TASK BRIEF
Would you pull out every line of the material that contains the string "name"?

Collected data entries
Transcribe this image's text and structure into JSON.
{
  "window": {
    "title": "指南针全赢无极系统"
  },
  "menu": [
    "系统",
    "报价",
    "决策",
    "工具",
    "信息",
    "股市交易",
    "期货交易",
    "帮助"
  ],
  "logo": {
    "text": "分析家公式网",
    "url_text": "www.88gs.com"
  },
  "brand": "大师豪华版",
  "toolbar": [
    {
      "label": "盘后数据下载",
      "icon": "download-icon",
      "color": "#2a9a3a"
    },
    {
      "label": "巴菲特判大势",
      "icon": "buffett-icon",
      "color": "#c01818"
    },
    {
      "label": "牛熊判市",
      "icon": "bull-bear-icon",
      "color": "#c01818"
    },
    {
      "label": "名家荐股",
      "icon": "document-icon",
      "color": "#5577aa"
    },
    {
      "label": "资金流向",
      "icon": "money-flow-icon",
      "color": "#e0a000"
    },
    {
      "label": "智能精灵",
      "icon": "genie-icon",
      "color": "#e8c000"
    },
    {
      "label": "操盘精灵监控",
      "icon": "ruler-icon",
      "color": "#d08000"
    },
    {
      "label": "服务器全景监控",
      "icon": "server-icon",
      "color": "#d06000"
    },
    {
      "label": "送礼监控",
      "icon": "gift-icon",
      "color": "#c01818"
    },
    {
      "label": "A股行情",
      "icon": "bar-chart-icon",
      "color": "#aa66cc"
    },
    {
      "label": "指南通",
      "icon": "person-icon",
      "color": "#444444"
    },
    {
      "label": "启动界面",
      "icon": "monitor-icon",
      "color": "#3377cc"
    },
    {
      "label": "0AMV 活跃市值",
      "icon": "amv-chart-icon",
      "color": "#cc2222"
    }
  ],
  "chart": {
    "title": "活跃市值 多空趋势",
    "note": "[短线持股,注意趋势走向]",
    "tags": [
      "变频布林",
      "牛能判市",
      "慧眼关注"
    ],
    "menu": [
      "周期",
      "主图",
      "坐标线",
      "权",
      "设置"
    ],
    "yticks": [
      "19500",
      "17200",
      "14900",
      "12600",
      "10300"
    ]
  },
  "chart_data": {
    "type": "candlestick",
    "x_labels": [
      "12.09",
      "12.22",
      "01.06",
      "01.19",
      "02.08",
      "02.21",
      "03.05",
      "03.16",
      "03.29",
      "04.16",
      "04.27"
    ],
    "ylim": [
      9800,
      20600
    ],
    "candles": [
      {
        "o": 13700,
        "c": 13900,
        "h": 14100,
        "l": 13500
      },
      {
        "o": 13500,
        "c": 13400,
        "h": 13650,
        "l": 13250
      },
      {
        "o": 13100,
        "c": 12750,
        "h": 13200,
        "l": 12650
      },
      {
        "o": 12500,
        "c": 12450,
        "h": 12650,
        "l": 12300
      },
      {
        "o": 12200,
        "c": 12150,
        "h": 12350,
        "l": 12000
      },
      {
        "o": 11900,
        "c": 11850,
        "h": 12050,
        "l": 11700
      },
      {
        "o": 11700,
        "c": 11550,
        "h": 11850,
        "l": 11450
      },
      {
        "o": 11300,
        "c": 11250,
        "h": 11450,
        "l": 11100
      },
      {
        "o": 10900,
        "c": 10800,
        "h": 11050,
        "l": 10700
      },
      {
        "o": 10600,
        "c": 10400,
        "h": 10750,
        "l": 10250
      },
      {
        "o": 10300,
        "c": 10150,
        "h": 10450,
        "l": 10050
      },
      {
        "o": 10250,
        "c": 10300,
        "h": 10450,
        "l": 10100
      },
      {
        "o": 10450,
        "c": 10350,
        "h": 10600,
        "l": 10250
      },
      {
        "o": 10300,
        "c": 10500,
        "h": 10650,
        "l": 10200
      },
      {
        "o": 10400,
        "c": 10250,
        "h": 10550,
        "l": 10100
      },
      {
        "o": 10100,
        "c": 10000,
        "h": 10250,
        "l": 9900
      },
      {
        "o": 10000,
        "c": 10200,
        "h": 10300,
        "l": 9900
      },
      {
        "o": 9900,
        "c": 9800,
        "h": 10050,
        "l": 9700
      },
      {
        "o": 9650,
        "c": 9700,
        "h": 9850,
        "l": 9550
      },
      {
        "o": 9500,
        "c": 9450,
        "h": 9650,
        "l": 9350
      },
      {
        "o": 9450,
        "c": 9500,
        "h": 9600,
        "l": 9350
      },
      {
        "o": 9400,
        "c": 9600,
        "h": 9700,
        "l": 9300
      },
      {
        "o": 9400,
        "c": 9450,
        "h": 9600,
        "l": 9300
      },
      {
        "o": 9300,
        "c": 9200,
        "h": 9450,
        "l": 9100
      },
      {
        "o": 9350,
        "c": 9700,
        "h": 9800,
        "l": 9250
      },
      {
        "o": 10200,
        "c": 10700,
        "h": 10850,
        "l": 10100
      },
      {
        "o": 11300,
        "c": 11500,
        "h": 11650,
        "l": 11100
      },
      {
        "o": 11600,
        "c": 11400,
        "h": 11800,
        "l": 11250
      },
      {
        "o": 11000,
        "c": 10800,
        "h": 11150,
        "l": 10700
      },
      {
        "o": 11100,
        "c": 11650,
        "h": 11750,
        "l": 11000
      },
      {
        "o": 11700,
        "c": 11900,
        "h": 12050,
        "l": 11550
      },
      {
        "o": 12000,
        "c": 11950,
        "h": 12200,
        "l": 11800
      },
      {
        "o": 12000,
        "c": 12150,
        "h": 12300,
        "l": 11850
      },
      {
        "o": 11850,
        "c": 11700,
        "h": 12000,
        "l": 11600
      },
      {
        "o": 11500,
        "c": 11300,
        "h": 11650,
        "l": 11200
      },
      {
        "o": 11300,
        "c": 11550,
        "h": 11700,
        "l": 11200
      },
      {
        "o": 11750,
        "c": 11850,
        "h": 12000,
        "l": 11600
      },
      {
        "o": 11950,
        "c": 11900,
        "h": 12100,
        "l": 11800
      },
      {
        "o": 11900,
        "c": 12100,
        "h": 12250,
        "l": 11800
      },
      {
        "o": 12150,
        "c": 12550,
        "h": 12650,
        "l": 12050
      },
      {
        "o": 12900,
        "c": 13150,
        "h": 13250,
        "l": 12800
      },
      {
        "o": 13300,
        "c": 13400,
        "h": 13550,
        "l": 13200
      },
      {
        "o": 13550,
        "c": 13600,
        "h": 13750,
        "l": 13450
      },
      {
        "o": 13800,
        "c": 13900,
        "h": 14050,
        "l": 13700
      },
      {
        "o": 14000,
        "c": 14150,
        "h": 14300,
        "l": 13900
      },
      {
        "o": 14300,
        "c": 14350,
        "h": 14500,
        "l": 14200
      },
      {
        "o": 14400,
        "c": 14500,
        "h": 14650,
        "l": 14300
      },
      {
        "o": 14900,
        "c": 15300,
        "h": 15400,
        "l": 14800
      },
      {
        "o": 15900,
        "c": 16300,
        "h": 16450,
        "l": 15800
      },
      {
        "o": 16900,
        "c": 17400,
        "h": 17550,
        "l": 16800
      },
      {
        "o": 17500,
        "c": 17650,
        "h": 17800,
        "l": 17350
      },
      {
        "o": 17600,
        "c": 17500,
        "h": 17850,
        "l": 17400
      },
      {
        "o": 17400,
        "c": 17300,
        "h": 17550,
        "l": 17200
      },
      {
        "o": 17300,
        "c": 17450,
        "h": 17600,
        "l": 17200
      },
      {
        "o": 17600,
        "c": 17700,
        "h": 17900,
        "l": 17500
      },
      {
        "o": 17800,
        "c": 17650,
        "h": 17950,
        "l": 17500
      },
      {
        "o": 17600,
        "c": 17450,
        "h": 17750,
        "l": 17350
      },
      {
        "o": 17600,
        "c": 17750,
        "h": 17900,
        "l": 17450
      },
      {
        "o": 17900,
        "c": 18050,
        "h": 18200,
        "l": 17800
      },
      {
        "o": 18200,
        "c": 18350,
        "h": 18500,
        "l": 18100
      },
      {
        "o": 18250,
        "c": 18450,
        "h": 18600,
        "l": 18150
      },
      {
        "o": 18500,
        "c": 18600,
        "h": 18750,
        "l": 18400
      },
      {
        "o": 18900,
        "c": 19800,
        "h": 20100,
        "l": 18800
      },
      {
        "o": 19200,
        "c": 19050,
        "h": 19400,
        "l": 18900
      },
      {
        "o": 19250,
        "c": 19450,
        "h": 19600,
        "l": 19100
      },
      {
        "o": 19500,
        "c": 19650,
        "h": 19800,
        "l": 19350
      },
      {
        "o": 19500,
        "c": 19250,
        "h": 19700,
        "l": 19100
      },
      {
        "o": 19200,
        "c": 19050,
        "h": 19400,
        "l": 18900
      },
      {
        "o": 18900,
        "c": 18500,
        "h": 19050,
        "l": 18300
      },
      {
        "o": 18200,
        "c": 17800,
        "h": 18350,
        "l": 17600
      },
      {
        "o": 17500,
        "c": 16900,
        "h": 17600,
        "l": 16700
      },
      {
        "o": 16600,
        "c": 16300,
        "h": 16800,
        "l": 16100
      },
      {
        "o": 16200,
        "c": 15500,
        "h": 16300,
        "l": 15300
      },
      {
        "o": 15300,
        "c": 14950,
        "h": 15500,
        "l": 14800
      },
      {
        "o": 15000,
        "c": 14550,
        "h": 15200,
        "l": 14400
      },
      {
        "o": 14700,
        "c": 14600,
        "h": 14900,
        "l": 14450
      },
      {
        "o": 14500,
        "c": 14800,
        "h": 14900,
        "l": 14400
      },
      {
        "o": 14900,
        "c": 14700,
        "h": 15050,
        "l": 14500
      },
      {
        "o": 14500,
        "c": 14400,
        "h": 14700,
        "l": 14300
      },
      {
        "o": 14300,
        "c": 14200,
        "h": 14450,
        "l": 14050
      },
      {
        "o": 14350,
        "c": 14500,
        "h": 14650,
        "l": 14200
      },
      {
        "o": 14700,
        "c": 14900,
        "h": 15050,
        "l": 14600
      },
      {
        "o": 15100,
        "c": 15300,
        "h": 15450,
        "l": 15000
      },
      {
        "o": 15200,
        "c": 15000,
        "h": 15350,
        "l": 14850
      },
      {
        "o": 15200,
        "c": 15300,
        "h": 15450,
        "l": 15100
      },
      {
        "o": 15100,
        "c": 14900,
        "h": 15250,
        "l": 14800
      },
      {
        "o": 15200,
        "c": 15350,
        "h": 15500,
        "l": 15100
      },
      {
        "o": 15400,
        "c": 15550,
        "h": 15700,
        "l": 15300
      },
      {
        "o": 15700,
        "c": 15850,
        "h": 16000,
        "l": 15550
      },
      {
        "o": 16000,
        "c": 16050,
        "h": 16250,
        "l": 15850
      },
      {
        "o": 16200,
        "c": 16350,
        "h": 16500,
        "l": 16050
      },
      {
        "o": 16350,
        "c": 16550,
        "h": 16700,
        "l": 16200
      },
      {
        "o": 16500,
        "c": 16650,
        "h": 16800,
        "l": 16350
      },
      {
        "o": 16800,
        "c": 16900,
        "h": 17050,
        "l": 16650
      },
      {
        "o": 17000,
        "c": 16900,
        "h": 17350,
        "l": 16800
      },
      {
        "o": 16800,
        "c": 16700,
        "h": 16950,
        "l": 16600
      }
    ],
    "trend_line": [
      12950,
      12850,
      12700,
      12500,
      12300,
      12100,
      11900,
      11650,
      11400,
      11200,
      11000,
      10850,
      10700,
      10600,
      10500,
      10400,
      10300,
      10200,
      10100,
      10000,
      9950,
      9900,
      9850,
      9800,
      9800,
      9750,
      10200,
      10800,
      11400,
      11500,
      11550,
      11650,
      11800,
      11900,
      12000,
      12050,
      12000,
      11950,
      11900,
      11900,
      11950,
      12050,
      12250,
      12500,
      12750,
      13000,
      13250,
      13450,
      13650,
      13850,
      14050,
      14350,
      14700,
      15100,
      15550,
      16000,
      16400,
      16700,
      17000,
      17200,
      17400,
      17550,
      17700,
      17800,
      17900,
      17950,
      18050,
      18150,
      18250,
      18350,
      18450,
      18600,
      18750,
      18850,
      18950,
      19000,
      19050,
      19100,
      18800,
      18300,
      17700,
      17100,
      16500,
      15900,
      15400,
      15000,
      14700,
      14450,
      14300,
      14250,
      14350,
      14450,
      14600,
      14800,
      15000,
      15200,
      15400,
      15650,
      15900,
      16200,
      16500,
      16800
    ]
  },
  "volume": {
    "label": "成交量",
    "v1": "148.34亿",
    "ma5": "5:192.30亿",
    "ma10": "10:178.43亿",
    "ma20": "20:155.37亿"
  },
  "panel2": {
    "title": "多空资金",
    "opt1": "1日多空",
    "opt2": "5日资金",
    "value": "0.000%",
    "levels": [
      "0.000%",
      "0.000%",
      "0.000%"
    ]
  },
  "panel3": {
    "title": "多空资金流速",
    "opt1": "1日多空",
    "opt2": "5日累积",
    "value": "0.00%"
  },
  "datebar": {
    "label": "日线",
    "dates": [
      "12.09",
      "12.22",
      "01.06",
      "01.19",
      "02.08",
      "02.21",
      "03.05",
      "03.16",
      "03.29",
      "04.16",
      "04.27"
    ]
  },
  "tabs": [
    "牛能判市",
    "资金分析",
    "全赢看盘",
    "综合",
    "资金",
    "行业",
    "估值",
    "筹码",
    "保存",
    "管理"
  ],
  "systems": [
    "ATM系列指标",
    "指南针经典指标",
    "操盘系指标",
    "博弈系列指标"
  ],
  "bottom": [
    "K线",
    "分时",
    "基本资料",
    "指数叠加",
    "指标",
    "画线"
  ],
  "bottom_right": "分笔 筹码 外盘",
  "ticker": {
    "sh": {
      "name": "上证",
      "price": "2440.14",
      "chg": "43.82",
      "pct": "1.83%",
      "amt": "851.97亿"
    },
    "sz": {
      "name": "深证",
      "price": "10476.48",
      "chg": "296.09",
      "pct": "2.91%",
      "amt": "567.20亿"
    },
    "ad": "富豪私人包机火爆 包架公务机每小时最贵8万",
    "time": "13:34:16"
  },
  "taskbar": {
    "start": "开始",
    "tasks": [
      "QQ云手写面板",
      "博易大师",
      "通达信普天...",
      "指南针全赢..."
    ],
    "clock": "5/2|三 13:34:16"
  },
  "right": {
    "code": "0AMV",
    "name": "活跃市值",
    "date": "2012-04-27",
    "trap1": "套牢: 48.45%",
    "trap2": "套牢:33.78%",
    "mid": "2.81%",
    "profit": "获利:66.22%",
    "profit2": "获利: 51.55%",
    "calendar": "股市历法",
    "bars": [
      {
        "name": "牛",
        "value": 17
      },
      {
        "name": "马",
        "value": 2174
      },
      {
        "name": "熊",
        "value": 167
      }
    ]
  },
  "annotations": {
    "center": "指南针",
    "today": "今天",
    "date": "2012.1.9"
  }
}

THE RESULT
      "name": "上证",
      "name": "深证",
    "name": "活跃市值",
        "name": "牛",
        "name": "马",
        "name": "熊",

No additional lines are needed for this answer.